Exercise instructions ▸
**a.** According to the Ted Blanchard biography, in what year did Blanchard release Newfoundland Old Time Fiddle Music?
**b.** Reproduce the stretch of the Ted Blanchard biography from "Minister of Labour" through "2014 (aged 84)", swapping "Minister of Labour" for "Labour Minister".
[Page excerpt]
MHA for Bay of Islands
- In office 1985–1989
- Preceded by: Luke Woodrow
- Succeeded by: Eddie Joyce

Minister of Labour
- In office April 24, 1985 – March 27, 1989
- Preceded by: Gerry Ottenheimer
- Succeeded by: Norman Doyle

Personal details
- Born: December 12, 1929
- Died: May 22, 2014 (aged 84)

= Ted Blanchard =

Canadian politician

Theodore Alton "Ted" Blanchard (December 12, 1929 - May 22, 2014) was an educator, civil servant and politician in Newfoundland and Labrador. He represented Bay of Islands in the Newfoundland House of Assembly from 1985 to 1989.

He was born in Gillams. In his teens, he worked for Bowater in Corner Brook as a stevedore before returning to school to earn his teacher's certificate. He worked in a sole-charge school in Trinity East for two years. Blanchard married Joyce Randell in 1950. She contracted tuberculosis and spent two years at a sanitarium in St. John's; their first child died from the disease but his wife recovered and they eventually had five more children. After his first wife died in 2002, he married Maureen Buckle.

He was well known as a fiddle player, taking up the instrument when he was eight. He performed in live music shows on the radio during the 1950s. In 1957, he released Newfoundland Old Time Fiddle Music, the first commercial recording of Newfoundland fiddle music, performing with fiddler Don Randell. He performed in the house band for the CBC television show All Around the Circle. In 2008, Blanchard and Randell received the St. John's Folk Arts Council lifetime achievement award.

He took part in the Royal St. John's Regatta, competing until the age of 78 and also participating as a committee member and coach.
[/Page excerpt]
[Stored data]
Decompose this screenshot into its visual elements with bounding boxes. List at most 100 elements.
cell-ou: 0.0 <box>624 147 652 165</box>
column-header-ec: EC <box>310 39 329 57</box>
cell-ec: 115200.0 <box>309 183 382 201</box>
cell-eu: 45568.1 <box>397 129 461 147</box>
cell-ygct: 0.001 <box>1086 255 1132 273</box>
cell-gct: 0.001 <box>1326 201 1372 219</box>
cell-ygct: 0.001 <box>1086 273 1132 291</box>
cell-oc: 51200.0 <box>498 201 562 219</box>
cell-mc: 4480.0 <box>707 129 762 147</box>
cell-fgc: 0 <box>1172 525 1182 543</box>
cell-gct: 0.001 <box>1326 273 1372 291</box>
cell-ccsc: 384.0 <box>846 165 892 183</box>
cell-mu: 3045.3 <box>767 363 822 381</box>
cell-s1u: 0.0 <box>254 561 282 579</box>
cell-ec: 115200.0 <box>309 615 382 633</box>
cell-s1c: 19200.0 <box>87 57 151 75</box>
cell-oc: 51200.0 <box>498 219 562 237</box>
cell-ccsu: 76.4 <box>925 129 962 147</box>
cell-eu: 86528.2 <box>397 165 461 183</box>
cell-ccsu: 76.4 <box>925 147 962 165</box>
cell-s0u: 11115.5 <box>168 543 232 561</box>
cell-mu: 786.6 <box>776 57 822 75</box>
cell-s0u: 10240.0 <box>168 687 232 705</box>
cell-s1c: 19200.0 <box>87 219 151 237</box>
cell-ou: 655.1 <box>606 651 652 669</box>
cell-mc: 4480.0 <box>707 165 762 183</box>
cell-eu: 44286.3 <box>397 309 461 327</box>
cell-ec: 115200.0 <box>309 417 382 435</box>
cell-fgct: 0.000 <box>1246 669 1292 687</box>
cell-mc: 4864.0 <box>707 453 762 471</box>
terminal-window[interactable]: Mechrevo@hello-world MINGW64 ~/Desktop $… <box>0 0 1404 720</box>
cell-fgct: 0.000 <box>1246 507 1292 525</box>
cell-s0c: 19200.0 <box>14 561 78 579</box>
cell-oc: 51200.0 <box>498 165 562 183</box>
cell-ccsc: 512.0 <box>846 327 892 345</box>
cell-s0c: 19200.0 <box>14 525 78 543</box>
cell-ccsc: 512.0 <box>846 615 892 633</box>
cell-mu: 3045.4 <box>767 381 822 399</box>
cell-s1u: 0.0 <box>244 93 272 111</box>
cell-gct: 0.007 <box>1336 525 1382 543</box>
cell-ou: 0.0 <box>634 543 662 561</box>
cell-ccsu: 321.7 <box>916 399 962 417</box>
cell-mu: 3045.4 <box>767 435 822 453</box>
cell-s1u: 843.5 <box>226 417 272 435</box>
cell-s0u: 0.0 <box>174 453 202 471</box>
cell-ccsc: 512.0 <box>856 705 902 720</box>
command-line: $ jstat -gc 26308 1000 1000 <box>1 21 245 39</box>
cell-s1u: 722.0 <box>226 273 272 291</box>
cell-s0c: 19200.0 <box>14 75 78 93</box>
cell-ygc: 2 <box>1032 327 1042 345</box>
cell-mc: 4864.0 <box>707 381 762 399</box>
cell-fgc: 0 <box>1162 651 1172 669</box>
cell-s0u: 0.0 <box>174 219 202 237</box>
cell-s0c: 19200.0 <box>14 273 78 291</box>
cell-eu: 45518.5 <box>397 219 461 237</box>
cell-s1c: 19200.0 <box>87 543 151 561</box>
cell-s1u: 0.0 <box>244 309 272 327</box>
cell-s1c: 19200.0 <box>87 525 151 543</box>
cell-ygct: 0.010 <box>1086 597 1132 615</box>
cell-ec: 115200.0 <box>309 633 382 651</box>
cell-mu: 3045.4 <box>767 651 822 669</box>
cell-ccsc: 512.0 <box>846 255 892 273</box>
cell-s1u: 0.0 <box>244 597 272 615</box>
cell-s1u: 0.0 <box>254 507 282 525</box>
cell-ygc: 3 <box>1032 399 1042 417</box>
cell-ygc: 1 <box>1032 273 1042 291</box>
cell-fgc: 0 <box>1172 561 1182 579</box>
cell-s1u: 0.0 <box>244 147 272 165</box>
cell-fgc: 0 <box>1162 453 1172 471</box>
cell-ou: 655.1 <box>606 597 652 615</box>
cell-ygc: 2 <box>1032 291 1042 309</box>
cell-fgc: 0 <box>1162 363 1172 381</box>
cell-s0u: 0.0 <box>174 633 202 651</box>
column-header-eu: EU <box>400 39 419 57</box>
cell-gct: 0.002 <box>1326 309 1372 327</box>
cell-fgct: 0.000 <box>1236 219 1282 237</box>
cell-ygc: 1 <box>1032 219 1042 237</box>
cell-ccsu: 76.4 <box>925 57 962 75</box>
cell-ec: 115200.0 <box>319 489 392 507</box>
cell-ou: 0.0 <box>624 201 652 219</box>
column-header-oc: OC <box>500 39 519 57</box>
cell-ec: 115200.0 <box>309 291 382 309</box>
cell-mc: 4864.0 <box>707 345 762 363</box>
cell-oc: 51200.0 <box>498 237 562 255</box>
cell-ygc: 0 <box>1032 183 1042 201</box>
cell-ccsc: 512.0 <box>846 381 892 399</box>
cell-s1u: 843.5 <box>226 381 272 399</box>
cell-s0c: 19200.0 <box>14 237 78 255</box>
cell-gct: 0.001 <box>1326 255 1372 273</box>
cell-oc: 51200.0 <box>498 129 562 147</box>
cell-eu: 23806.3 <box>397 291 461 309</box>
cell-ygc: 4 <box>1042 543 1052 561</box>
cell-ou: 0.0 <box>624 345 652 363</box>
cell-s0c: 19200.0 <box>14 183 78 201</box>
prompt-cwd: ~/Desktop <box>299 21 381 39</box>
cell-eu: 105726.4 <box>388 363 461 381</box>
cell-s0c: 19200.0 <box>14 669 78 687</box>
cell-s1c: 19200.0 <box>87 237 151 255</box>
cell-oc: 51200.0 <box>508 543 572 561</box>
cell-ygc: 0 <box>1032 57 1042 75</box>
[/Stored data]
Expected outputs ▸
**a.** 1957

**b.**
Labour Minister
- In office April 24, 1985 – March 27, 1989
- Preceded by: Gerry Ottenheimer
- Succeeded by: Norman Doyle

Personal details
- Born: December 12, 1929
- Died: May 22, 2014 (aged 84)